### 選んだ本文 ###

2025-07-02 コメント投稿する ▼
神奈川県が中国など外国人妊産婦支援に本腰 助産師向け多文化対応講座を8月開催
神奈川県が中国など外国ルーツの妊産婦支援へ 黒岩知事の下で多文化対応に本腰
神奈川県は、外国にルーツを持つ妊産婦への支援を強化する取り組みを始める。黒岩祐治知事のもと、県は2025年8月29日、助産師や保健師らを対象に「多文化対応力向上講座」を開催する。特に、中国などの文化背景を持つ妊産婦を中心に、医療現場での対応力を高めるのが目的だ。
「文化の違い」に寄り添う支援体制を強化
今回の講座は、公益財団法人かながわ国際交流財団の主催で行われ、定員は30名。対象は神奈川県内で勤務する助産師・保健師、そして希望する看護師も参加できる。オンライン(Zoom)での無料開催となる。
講座の中心テーマは以下の通り。
* 異なる文化背景を持つ妊産婦支援の基本
* 中国出身の妊婦に対する理解と対応方法
* 「こうしなければならない」といった社会的・家族的プレッシャーが妊婦に与える影響
医療の場で無意識の偏見や文化的なズレがトラブルにつながることも少なくない。特に中国をはじめとするアジア圏では、出産や育児に関する価値観や習慣が日本と大きく異なる場合があり、現場の医療従事者がこうした違いを理解し、柔軟に対応できる力が求められている。

### データの内容 ###

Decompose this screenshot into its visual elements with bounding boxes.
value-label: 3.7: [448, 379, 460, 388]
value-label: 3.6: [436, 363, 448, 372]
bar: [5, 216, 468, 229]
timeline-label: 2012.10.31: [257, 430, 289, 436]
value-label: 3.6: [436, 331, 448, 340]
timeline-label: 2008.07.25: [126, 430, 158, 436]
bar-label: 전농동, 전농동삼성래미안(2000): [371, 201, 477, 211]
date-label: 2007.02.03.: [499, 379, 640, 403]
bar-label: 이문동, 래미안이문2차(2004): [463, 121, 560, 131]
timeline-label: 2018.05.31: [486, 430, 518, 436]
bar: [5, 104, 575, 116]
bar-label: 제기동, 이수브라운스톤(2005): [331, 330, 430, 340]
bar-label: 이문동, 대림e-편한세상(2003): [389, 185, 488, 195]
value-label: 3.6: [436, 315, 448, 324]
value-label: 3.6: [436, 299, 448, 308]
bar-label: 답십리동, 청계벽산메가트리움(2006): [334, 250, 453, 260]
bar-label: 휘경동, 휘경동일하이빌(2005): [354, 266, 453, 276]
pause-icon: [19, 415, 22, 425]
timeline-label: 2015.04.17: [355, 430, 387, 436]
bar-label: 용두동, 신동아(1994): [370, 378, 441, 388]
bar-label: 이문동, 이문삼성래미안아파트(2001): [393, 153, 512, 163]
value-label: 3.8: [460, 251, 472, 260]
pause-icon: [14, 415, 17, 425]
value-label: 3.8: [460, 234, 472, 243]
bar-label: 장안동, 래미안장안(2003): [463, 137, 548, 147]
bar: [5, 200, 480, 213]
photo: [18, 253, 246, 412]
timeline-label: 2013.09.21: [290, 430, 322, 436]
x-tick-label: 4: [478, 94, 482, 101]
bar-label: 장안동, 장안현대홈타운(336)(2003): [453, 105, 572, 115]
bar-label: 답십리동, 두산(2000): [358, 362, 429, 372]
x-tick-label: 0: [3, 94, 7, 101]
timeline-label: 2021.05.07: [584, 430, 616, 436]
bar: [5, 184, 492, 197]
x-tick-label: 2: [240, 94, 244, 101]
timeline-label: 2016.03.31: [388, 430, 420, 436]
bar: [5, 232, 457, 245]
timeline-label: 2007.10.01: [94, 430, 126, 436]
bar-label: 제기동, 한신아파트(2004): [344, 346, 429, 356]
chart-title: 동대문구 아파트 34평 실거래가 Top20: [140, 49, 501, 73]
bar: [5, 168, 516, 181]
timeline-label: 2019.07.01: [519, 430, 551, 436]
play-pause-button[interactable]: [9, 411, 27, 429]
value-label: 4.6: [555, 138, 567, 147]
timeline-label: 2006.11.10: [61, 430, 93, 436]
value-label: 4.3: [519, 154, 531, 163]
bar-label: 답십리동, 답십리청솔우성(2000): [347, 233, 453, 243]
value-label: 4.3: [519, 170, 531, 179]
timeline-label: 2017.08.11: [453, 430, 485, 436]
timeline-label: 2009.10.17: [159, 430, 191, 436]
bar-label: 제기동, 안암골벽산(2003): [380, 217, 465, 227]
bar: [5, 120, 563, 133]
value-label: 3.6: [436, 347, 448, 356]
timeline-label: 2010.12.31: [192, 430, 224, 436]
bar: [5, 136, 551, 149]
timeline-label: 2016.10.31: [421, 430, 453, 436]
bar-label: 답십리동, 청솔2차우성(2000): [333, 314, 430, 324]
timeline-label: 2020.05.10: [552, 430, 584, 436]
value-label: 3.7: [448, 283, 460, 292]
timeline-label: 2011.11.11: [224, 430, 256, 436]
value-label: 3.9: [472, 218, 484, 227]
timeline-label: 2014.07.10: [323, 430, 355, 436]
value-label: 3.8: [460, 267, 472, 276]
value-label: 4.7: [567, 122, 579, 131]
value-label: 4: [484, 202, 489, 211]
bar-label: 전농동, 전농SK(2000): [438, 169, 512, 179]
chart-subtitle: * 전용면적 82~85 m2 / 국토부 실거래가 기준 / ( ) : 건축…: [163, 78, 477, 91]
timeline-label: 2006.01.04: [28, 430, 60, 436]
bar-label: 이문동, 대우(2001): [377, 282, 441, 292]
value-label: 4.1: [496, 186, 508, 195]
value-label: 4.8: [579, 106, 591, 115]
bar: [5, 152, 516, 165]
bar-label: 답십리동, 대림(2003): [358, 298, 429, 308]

###

[課題のねらい]
外国ルーツの妊産婦支援講座を伝える記事を、最後の文の後から書き進めてもらえますか？ これらの記録は、本文とは別の出典から集められたものです。

[課題の解答]
実務経験豊富な講師陣が登壇
講師には、川崎市立看護大学の教員、多言語支援センターかながわの中国語スタッフ、さらにはMICかながわの中国語医療通訳が登壇。特に看護大学の講師は、JICA青年海外協力隊員として母子保健の現場を経験し、帰国後も外国人母子へのボランティア活動に取り組んでいる人物だ。
医療通訳や現場経験者の視点から、文化的な背景に配慮した具体的なコミュニケーション方法などが紹介される予定だ。
外国ルーツの妊産婦が安心できる医療環境づくりへ
神奈川県は、多文化共生に早くから取り組んできた自治体の一つ。川崎市や横浜市を中心に、外国人住民の増加が続く中で、医療や福祉の現場でも制度的な対応力が問われている。今回の講座はその一環であり、「違いを理解する」から「違いに寄り添う」支援へのステップアップを目指すものだ。
安心して出産・子育てができる環境は、文化的な理解と医療的支援の両輪で成り立つ。神奈川県のこの取り組みが、全国の自治体にも広がっていくことが期待される。